_Problem to solve_: Filter the entries below, keeping only lines with the word "screenshot".

>> Begin Data rows

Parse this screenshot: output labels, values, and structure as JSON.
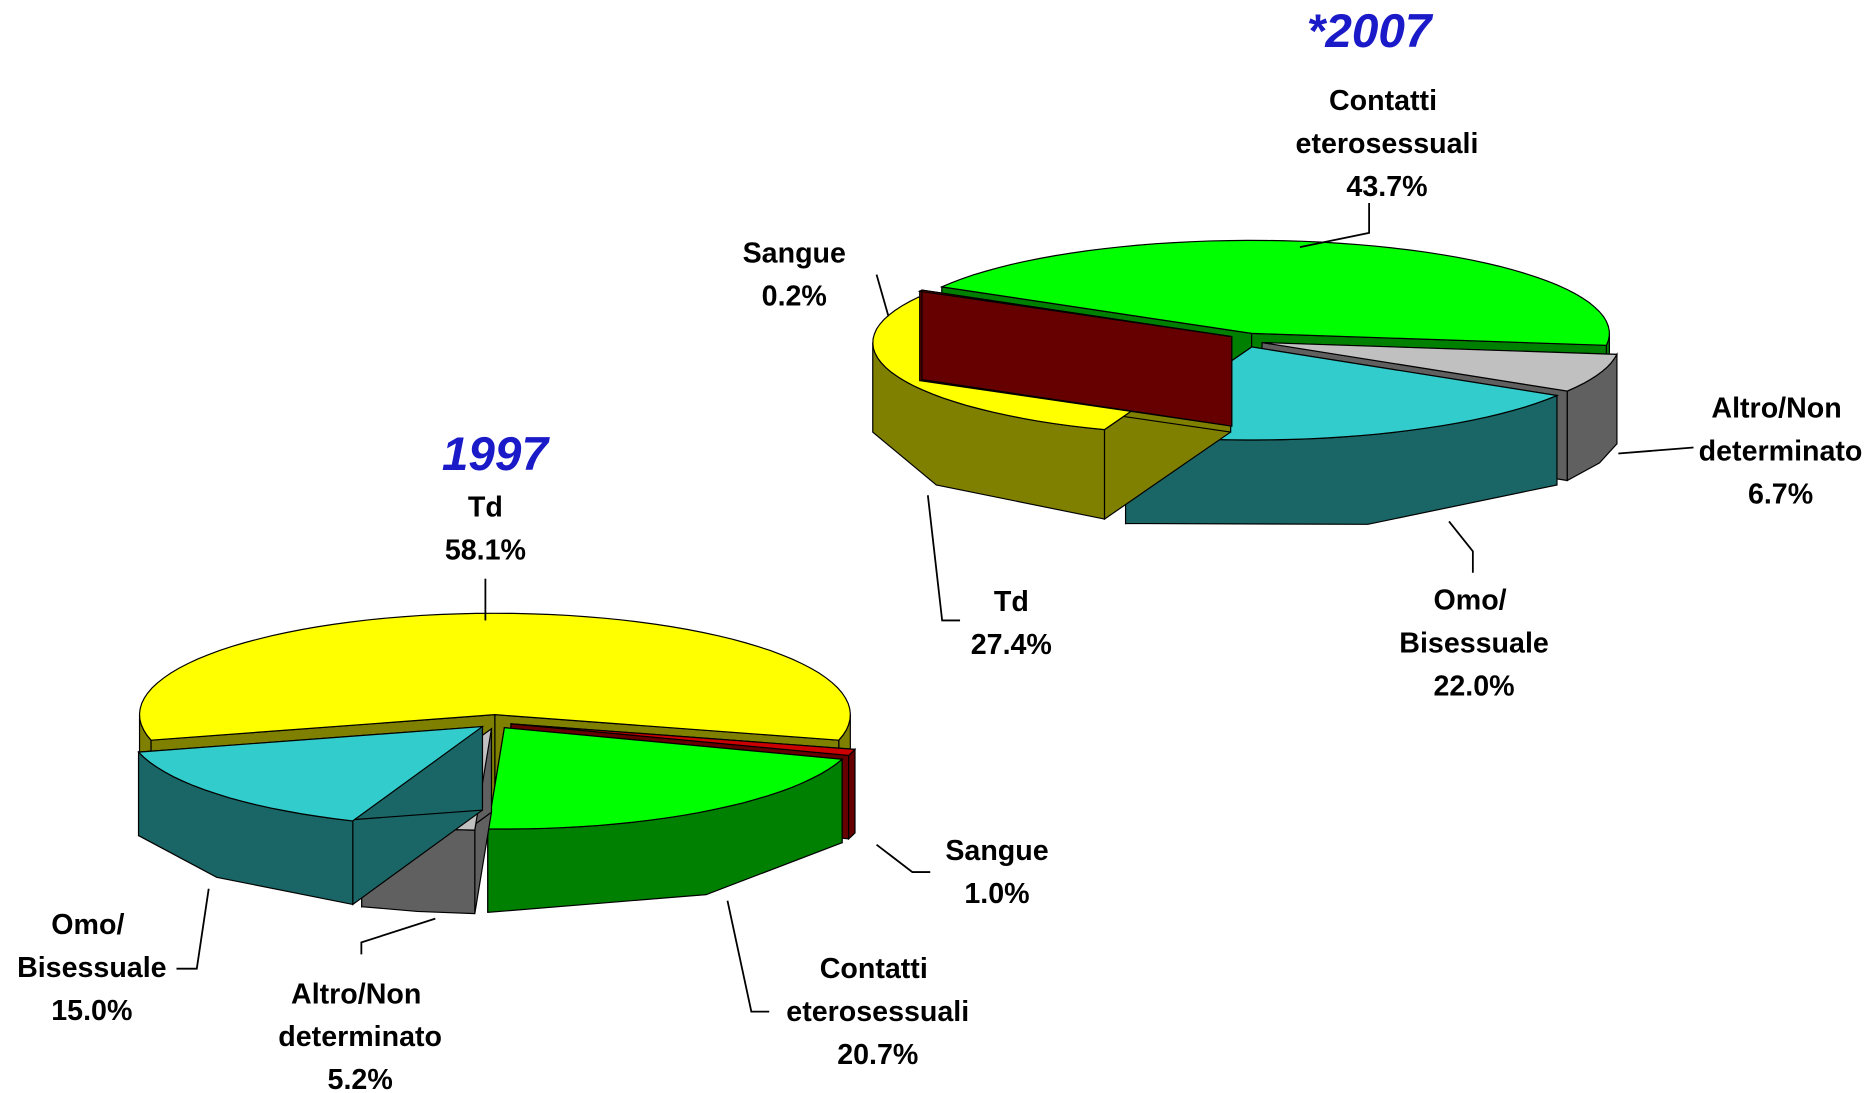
{
  "chart_data": [
    {
      "type": "pie3d",
      "title": "1997",
      "categories": [
        "Td",
        "Sangue",
        "Contatti eterosessuali",
        "Altro/Non determinato",
        "Omo/ Bisessuale"
      ],
      "values": [
        58.1,
        1.0,
        20.7,
        5.2,
        15.0
      ],
      "value_labels": [
        "58.1%",
        "1.0%",
        "20.7%",
        "5.2%",
        "15.0%"
      ],
      "colors": [
        "#ffff00",
        "#cc0000",
        "#00ff00",
        "#c0c0c0",
        "#33cccc"
      ]
    },
    {
      "type": "pie3d",
      "title": "*2007",
      "categories": [
        "Contatti eterosessuali",
        "Altro/Non determinato",
        "Omo/ Bisessuale",
        "Td",
        "Sangue"
      ],
      "values": [
        43.7,
        6.7,
        22.0,
        27.4,
        0.2
      ],
      "value_labels": [
        "43.7%",
        "6.7%",
        "22.0%",
        "27.4%",
        "0.2%"
      ],
      "colors": [
        "#00ff00",
        "#c0c0c0",
        "#33cccc",
        "#ffff00",
        "#cc0000"
      ]
    }
  ]
}
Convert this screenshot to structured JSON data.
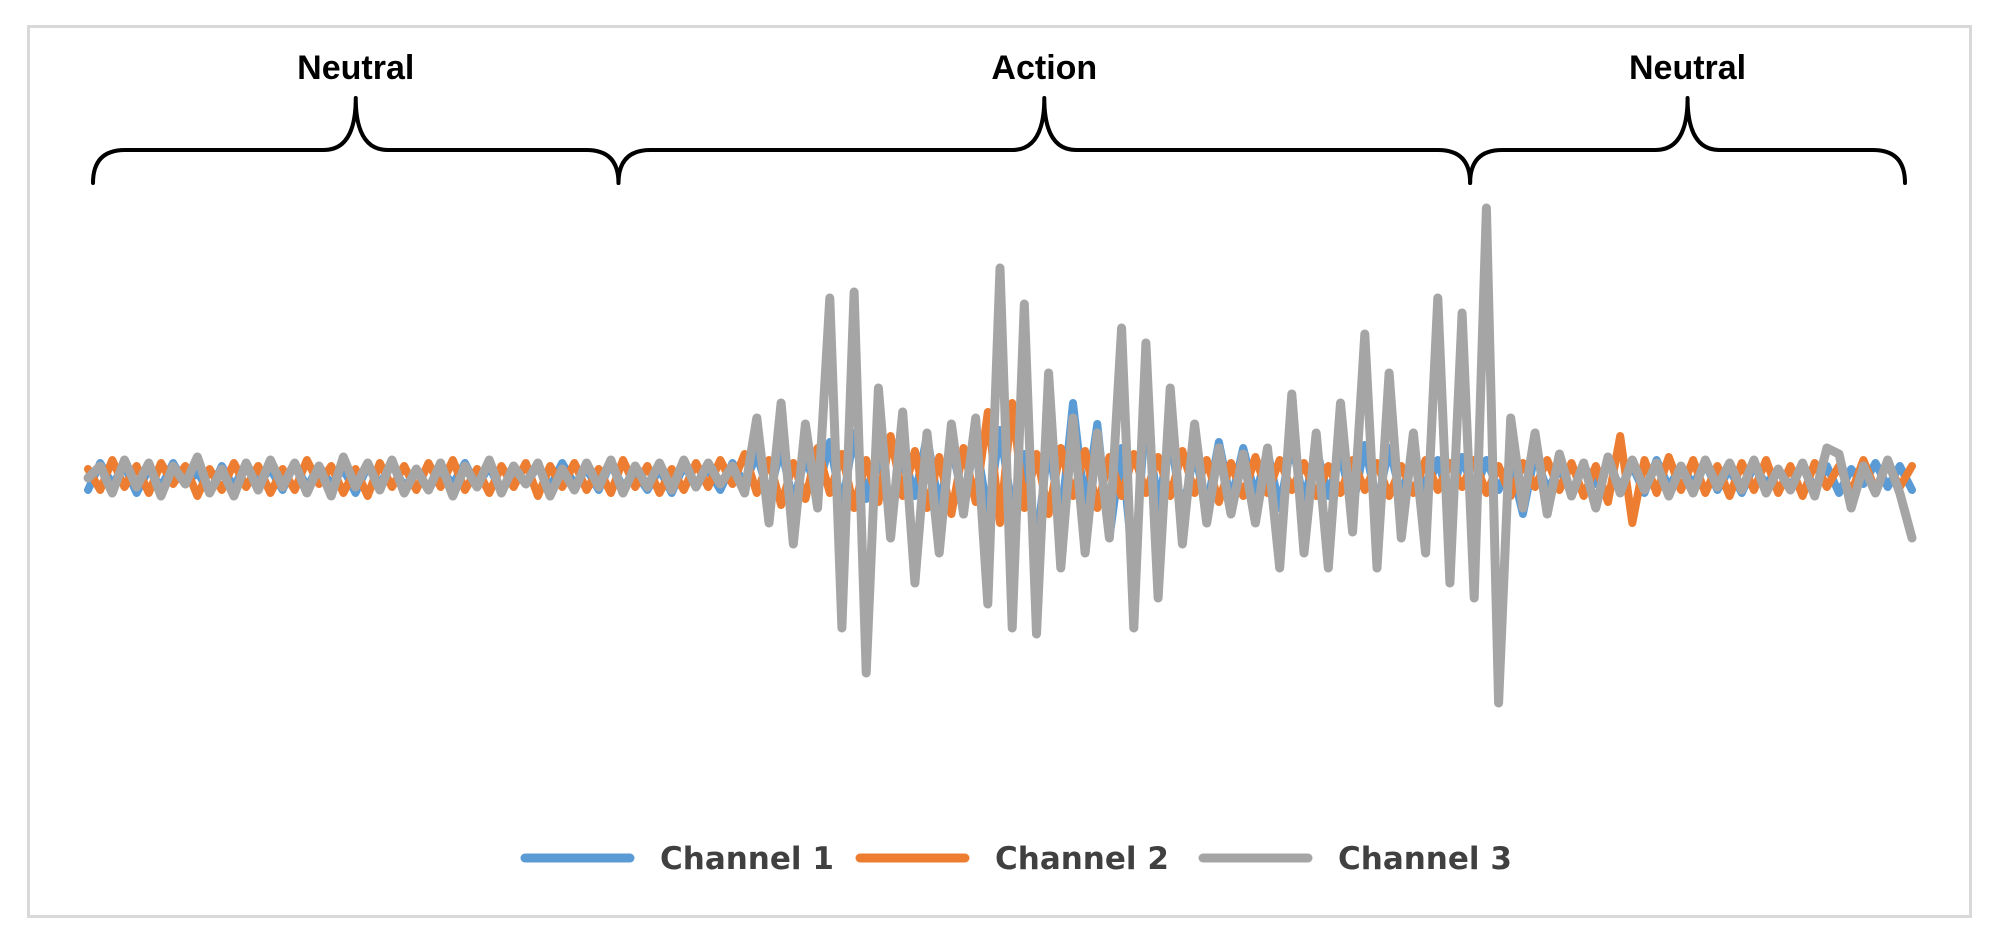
{
  "chart_data": {
    "type": "line",
    "title": "",
    "xlabel": "",
    "ylabel": "",
    "x": {
      "min": 0,
      "max": 100
    },
    "ylim": [
      -1,
      1
    ],
    "grid": false,
    "legend_position": "bottom",
    "annotations": [
      {
        "label": "Neutral",
        "x_start": 0,
        "x_end": 29
      },
      {
        "label": "Action",
        "x_start": 29,
        "x_end": 76
      },
      {
        "label": "Neutral",
        "x_start": 76,
        "x_end": 100
      }
    ],
    "series": [
      {
        "name": "Channel 1",
        "color": "#5b9bd5",
        "values": [
          -0.04,
          0.05,
          -0.02,
          0.04,
          -0.05,
          0.03,
          -0.03,
          0.05,
          -0.02,
          0.02,
          -0.05,
          0.04,
          -0.03,
          0.05,
          -0.02,
          0.03,
          -0.04,
          0.05,
          -0.03,
          0.04,
          -0.02,
          0.03,
          -0.05,
          0.04,
          -0.02,
          0.05,
          -0.03,
          0.02,
          -0.04,
          0.03,
          -0.02,
          0.05,
          -0.03,
          0.04,
          -0.05,
          0.03,
          -0.02,
          0.04,
          -0.03,
          0.05,
          -0.02,
          0.03,
          -0.04,
          0.05,
          -0.03,
          0.02,
          -0.04,
          0.03,
          -0.05,
          0.04,
          -0.02,
          0.03,
          -0.04,
          0.05,
          -0.02,
          0.08,
          -0.06,
          0.1,
          -0.08,
          0.07,
          -0.05,
          0.12,
          -0.1,
          0.15,
          -0.07,
          0.1,
          -0.12,
          0.09,
          -0.06,
          0.14,
          -0.1,
          0.11,
          -0.08,
          0.13,
          -0.12,
          0.16,
          -0.1,
          0.08,
          -0.22,
          0.12,
          -0.15,
          0.25,
          -0.1,
          0.18,
          -0.2,
          0.1,
          -0.32,
          0.22,
          -0.1,
          0.14,
          -0.12,
          0.09,
          -0.1,
          0.12,
          -0.08,
          0.1,
          -0.06,
          0.09,
          -0.1,
          0.12,
          -0.08,
          0.1,
          -0.06,
          0.08,
          -0.1,
          0.11,
          -0.09,
          0.1,
          -0.06,
          0.08,
          -0.05,
          0.06,
          -0.08,
          0.07,
          -0.05,
          0.06,
          -0.04,
          0.05,
          -0.12,
          0.08,
          -0.04,
          0.03,
          -0.05,
          0.04,
          -0.02,
          0.05,
          -0.03,
          0.04,
          -0.05,
          0.06,
          -0.03,
          0.04,
          -0.02,
          0.05,
          -0.04,
          0.03,
          -0.05,
          0.04,
          -0.02,
          0.03,
          -0.03,
          0.05,
          -0.04,
          0.04,
          -0.05,
          0.03,
          -0.02,
          0.05,
          -0.03,
          0.04,
          -0.04
        ]
      },
      {
        "name": "Channel 2",
        "color": "#ed7d31",
        "values": [
          0.03,
          -0.04,
          0.06,
          -0.03,
          0.04,
          -0.05,
          0.05,
          -0.02,
          0.04,
          -0.06,
          0.03,
          -0.04,
          0.05,
          -0.03,
          0.04,
          -0.05,
          0.03,
          -0.04,
          0.06,
          -0.02,
          0.04,
          -0.05,
          0.03,
          -0.06,
          0.05,
          -0.03,
          0.04,
          -0.04,
          0.05,
          -0.03,
          0.06,
          -0.04,
          0.03,
          -0.05,
          0.04,
          -0.03,
          0.05,
          -0.06,
          0.04,
          -0.03,
          0.05,
          -0.04,
          0.03,
          -0.05,
          0.06,
          -0.03,
          0.04,
          -0.05,
          0.03,
          -0.04,
          0.05,
          -0.03,
          0.06,
          -0.02,
          0.08,
          -0.05,
          0.06,
          -0.09,
          0.05,
          -0.07,
          0.1,
          -0.05,
          0.08,
          -0.1,
          0.06,
          -0.08,
          0.14,
          -0.06,
          0.09,
          -0.1,
          0.07,
          -0.12,
          0.1,
          -0.08,
          0.22,
          -0.15,
          0.25,
          -0.1,
          0.08,
          -0.12,
          0.1,
          -0.06,
          0.09,
          -0.1,
          0.07,
          -0.06,
          0.08,
          -0.05,
          0.07,
          -0.06,
          0.09,
          -0.05,
          0.06,
          -0.08,
          0.05,
          -0.06,
          0.07,
          -0.05,
          0.06,
          -0.04,
          0.05,
          -0.06,
          0.04,
          -0.05,
          0.06,
          -0.04,
          0.05,
          -0.06,
          0.04,
          -0.05,
          0.06,
          -0.04,
          0.05,
          -0.03,
          0.06,
          -0.05,
          0.04,
          -0.06,
          0.05,
          -0.03,
          0.06,
          -0.04,
          0.05,
          -0.06,
          0.04,
          -0.08,
          0.14,
          -0.15,
          0.06,
          -0.05,
          0.07,
          -0.04,
          0.06,
          -0.05,
          0.04,
          -0.06,
          0.05,
          -0.04,
          0.06,
          -0.05,
          0.04,
          -0.06,
          0.05,
          -0.03,
          0.04,
          -0.05,
          0.06,
          -0.04,
          0.05,
          -0.03,
          0.04
        ]
      },
      {
        "name": "Channel 3",
        "color": "#a5a5a5",
        "values": [
          0.0,
          0.04,
          -0.05,
          0.06,
          -0.03,
          0.05,
          -0.06,
          0.04,
          -0.02,
          0.07,
          -0.05,
          0.03,
          -0.06,
          0.05,
          -0.04,
          0.06,
          -0.03,
          0.05,
          -0.05,
          0.04,
          -0.06,
          0.07,
          -0.03,
          0.05,
          -0.04,
          0.06,
          -0.05,
          0.03,
          -0.04,
          0.05,
          -0.06,
          0.04,
          -0.03,
          0.06,
          -0.05,
          0.04,
          -0.02,
          0.05,
          -0.06,
          0.03,
          -0.04,
          0.05,
          -0.03,
          0.06,
          -0.05,
          0.04,
          -0.03,
          0.05,
          -0.04,
          0.06,
          -0.03,
          0.05,
          -0.02,
          0.04,
          -0.05,
          0.2,
          -0.15,
          0.25,
          -0.22,
          0.18,
          -0.1,
          0.6,
          -0.5,
          0.62,
          -0.65,
          0.3,
          -0.2,
          0.22,
          -0.35,
          0.15,
          -0.25,
          0.18,
          -0.12,
          0.2,
          -0.42,
          0.7,
          -0.5,
          0.58,
          -0.52,
          0.35,
          -0.3,
          0.2,
          -0.25,
          0.15,
          -0.2,
          0.5,
          -0.5,
          0.45,
          -0.4,
          0.3,
          -0.22,
          0.18,
          -0.15,
          0.1,
          -0.12,
          0.08,
          -0.15,
          0.1,
          -0.3,
          0.28,
          -0.25,
          0.15,
          -0.3,
          0.25,
          -0.18,
          0.48,
          -0.3,
          0.35,
          -0.2,
          0.15,
          -0.25,
          0.6,
          -0.35,
          0.55,
          -0.4,
          0.9,
          -0.75,
          0.2,
          -0.1,
          0.15,
          -0.12,
          0.08,
          -0.06,
          0.05,
          -0.1,
          0.07,
          -0.05,
          0.06,
          -0.04,
          0.05,
          -0.06,
          0.04,
          -0.05,
          0.06,
          -0.03,
          0.05,
          -0.04,
          0.06,
          -0.05,
          0.03,
          -0.04,
          0.05,
          -0.06,
          0.1,
          0.08,
          -0.1,
          0.04,
          -0.05,
          0.06,
          -0.05,
          -0.2
        ]
      }
    ]
  }
}
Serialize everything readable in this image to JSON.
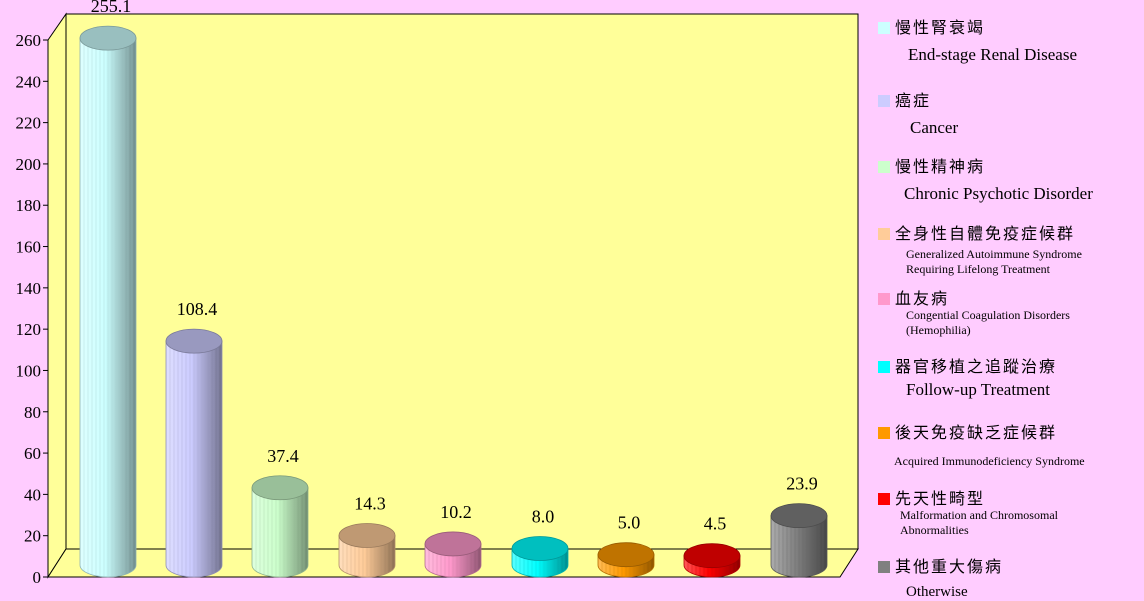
{
  "chart_data": {
    "type": "bar",
    "style": "3d-cylinder",
    "ylim": [
      0,
      260
    ],
    "yticks": [
      0,
      20,
      40,
      60,
      80,
      100,
      120,
      140,
      160,
      180,
      200,
      220,
      240,
      260
    ],
    "grid": false,
    "legend_position": "right",
    "plot_background": "#FFFF99",
    "categories": [
      {
        "zh": "慢性腎衰竭",
        "en": "End-stage Renal Disease"
      },
      {
        "zh": "癌症",
        "en": "Cancer"
      },
      {
        "zh": "慢性精神病",
        "en": "Chronic Psychotic Disorder"
      },
      {
        "zh": "全身性自體免疫症候群",
        "en": "Generalized Autoimmune Syndrome\nRequiring Lifelong Treatment"
      },
      {
        "zh": "血友病",
        "en": "Congential Coagulation Disorders\n(Hemophilia)"
      },
      {
        "zh": "器官移植之追蹤治療",
        "en": "Follow-up Treatment"
      },
      {
        "zh": "後天免疫缺乏症候群",
        "en": "Acquired Immunodeficiency Syndrome"
      },
      {
        "zh": "先天性畸型",
        "en": "Malformation and Chromosomal\nAbnormalities"
      },
      {
        "zh": "其他重大傷病",
        "en": "Otherwise"
      }
    ],
    "values": [
      255.1,
      108.4,
      37.4,
      14.3,
      10.2,
      8.0,
      5.0,
      4.5,
      23.9
    ],
    "value_labels": [
      "255.1",
      "108.4",
      "37.4",
      "14.3",
      "10.2",
      "8.0",
      "5.0",
      "4.5",
      "23.9"
    ],
    "colors": [
      "#CCFFFF",
      "#CCCCFF",
      "#CCFFCC",
      "#FFCC99",
      "#FF99CC",
      "#00FFFF",
      "#FF9900",
      "#FF0000",
      "#808080"
    ]
  }
}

>> End Data rows

_Exercise response_:
Parse this screenshot: output labels, values, and structure as JSON.
Convert this screenshot to structured JSON data.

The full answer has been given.